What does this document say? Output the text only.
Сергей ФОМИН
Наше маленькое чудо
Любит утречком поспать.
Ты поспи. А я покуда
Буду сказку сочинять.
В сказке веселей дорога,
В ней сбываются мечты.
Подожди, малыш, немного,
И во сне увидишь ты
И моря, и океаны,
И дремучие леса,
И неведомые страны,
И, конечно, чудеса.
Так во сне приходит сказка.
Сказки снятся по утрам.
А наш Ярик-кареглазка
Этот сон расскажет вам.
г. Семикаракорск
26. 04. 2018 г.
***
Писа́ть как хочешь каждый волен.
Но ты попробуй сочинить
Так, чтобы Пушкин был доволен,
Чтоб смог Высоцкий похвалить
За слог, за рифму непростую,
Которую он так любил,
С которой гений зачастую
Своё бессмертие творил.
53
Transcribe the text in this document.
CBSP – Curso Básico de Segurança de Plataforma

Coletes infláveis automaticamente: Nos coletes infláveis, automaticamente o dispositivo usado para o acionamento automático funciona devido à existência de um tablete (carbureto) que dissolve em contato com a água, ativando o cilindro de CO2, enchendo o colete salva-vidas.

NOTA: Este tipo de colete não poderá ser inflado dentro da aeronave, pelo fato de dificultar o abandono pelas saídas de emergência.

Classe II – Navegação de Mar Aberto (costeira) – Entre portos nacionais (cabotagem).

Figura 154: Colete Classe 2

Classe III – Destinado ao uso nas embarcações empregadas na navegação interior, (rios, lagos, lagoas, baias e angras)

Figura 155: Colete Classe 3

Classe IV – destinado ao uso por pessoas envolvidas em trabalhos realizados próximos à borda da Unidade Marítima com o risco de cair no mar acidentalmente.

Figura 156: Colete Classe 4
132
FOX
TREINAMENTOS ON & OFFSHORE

+++

== WHAT IS ASKED ==
In the records above, return only the line that contains "Transcribe the text in this document." and every line after it through the last, exactly as they appear.

== RESPONSE TO THE EXERCISE ==
Transcribe the text in this document.
CBSP – Curso Básico de Segurança de Plataforma

Coletes infláveis automaticamente: Nos coletes infláveis, automaticamente o dispositivo usado para o acionamento automático funciona devido à existência de um tablete (carbureto) que dissolve em contato com a água, ativando o cilindro de CO2, enchendo o colete salva-vidas.

NOTA: Este tipo de colete não poderá ser inflado dentro da aeronave, pelo fato de dificultar o abandono pelas saídas de emergência.

Classe II – Navegação de Mar Aberto (costeira) – Entre portos nacionais (cabotagem).

Figura 154: Colete Classe 2

Classe III – Destinado ao uso nas embarcações empregadas na navegação interior, (rios, lagos, lagoas, baias e angras)

Figura 155: Colete Classe 3

Classe IV – destinado ao uso por pessoas envolvidas em trabalhos realizados próximos à borda da Unidade Marítima com o risco de cair no mar acidentalmente.

Figura 156: Colete Classe 4
132
FOX
TREINAMENTOS ON & OFFSHORE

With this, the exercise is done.